#### Job:
Give the number of lines in this listing that contain the word "your", and nothing else.

#### Data entries:

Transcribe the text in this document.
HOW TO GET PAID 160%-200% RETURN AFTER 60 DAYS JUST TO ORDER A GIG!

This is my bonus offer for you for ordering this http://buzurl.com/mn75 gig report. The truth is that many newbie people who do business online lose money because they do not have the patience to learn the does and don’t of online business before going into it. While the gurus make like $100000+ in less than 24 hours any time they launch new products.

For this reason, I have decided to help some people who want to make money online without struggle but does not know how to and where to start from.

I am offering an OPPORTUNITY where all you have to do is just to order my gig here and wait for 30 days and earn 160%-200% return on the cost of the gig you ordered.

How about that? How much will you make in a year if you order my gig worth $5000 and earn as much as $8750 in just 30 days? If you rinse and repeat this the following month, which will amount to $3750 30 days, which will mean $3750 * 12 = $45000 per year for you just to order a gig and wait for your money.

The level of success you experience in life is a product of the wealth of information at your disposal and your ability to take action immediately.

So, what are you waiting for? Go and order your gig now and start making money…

#### Exercise result:
3